— start Material shown —

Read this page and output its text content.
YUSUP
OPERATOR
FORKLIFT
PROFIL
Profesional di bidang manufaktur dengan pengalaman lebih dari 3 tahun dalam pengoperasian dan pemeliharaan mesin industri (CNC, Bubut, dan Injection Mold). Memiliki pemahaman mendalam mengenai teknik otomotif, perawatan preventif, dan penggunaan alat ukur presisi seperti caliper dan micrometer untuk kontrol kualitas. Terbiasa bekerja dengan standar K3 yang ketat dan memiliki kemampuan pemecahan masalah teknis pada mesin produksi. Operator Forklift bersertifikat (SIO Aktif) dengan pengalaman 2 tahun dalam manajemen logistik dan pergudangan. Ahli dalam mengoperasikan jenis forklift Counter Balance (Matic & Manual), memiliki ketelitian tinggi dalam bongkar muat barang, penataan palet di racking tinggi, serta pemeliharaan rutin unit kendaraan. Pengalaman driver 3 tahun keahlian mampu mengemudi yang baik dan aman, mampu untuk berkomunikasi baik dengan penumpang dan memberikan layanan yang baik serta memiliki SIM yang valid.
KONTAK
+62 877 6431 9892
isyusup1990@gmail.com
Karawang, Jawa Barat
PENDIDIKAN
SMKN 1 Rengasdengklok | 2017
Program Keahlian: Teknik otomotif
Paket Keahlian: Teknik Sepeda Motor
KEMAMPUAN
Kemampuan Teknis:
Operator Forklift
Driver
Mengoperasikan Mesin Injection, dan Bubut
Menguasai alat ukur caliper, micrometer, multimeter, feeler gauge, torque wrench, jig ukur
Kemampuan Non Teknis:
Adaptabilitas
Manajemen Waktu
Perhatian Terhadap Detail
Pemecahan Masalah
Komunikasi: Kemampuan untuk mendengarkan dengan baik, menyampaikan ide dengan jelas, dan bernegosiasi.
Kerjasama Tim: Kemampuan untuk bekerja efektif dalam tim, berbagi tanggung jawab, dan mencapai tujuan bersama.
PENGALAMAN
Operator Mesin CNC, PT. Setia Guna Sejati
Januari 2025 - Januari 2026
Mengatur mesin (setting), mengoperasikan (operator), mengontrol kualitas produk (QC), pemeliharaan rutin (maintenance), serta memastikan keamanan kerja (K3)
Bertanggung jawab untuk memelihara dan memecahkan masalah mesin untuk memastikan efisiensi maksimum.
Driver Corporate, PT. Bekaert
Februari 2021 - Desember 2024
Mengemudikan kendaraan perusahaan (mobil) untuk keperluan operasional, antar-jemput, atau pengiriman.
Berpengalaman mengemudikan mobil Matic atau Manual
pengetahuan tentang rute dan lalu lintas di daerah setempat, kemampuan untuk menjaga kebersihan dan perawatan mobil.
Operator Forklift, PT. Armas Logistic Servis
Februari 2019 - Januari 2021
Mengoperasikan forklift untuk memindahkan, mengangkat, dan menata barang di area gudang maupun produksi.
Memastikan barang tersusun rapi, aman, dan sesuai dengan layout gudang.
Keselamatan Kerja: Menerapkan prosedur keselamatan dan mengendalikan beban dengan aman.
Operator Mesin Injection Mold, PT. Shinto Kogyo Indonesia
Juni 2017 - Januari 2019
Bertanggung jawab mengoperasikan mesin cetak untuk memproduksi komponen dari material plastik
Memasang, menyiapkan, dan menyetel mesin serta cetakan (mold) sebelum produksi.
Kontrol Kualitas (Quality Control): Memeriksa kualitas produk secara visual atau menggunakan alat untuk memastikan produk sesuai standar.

— end Material shown —

Take the listing above and write it out again exactly.

Read this page and output its text content.
YUSUP
OPERATOR
FORKLIFT
PROFIL
Profesional di bidang manufaktur dengan pengalaman lebih dari 3 tahun dalam pengoperasian dan pemeliharaan mesin industri (CNC, Bubut, dan Injection Mold). Memiliki pemahaman mendalam mengenai teknik otomotif, perawatan preventif, dan penggunaan alat ukur presisi seperti caliper dan micrometer untuk kontrol kualitas. Terbiasa bekerja dengan standar K3 yang ketat dan memiliki kemampuan pemecahan masalah teknis pada mesin produksi. Operator Forklift bersertifikat (SIO Aktif) dengan pengalaman 2 tahun dalam manajemen logistik dan pergudangan. Ahli dalam mengoperasikan jenis forklift Counter Balance (Matic & Manual), memiliki ketelitian tinggi dalam bongkar muat barang, penataan palet di racking tinggi, serta pemeliharaan rutin unit kendaraan. Pengalaman driver 3 tahun keahlian mampu mengemudi yang baik dan aman, mampu untuk berkomunikasi baik dengan penumpang dan memberikan layanan yang baik serta memiliki SIM yang valid.
KONTAK
+62 877 6431 9892
isyusup1990@gmail.com
Karawang, Jawa Barat
PENDIDIKAN
SMKN 1 Rengasdengklok | 2017
Program Keahlian: Teknik otomotif
Paket Keahlian: Teknik Sepeda Motor
KEMAMPUAN
Kemampuan Teknis:
Operator Forklift
Driver
Mengoperasikan Mesin Injection, dan Bubut
Menguasai alat ukur caliper, micrometer, multimeter, feeler gauge, torque wrench, jig ukur
Kemampuan Non Teknis:
Adaptabilitas
Manajemen Waktu
Perhatian Terhadap Detail
Pemecahan Masalah
Komunikasi: Kemampuan untuk mendengarkan dengan baik, menyampaikan ide dengan jelas, dan bernegosiasi.
Kerjasama Tim: Kemampuan untuk bekerja efektif dalam tim, berbagi tanggung jawab, dan mencapai tujuan bersama.
PENGALAMAN
Operator Mesin CNC, PT. Setia Guna Sejati
Januari 2025 - Januari 2026
Mengatur mesin (setting), mengoperasikan (operator), mengontrol kualitas produk (QC), pemeliharaan rutin (maintenance), serta memastikan keamanan kerja (K3)
Bertanggung jawab untuk memelihara dan memecahkan masalah mesin untuk memastikan efisiensi maksimum.
Driver Corporate, PT. Bekaert
Februari 2021 - Desember 2024
Mengemudikan kendaraan perusahaan (mobil) untuk keperluan operasional, antar-jemput, atau pengiriman.
Berpengalaman mengemudikan mobil Matic atau Manual
pengetahuan tentang rute dan lalu lintas di daerah setempat, kemampuan untuk menjaga kebersihan dan perawatan mobil.
Operator Forklift, PT. Armas Logistic Servis
Februari 2019 - Januari 2021
Mengoperasikan forklift untuk memindahkan, mengangkat, dan menata barang di area gudang maupun produksi.
Memastikan barang tersusun rapi, aman, dan sesuai dengan layout gudang.
Keselamatan Kerja: Menerapkan prosedur keselamatan dan mengendalikan beban dengan aman.
Operator Mesin Injection Mold, PT. Shinto Kogyo Indonesia
Juni 2017 - Januari 2019
Bertanggung jawab mengoperasikan mesin cetak untuk memproduksi komponen dari material plastik
Memasang, menyiapkan, dan menyetel mesin serta cetakan (mold) sebelum produksi.
Kontrol Kualitas (Quality Control): Memeriksa kualitas produk secara visual atau menggunakan alat untuk memastikan produk sesuai standar.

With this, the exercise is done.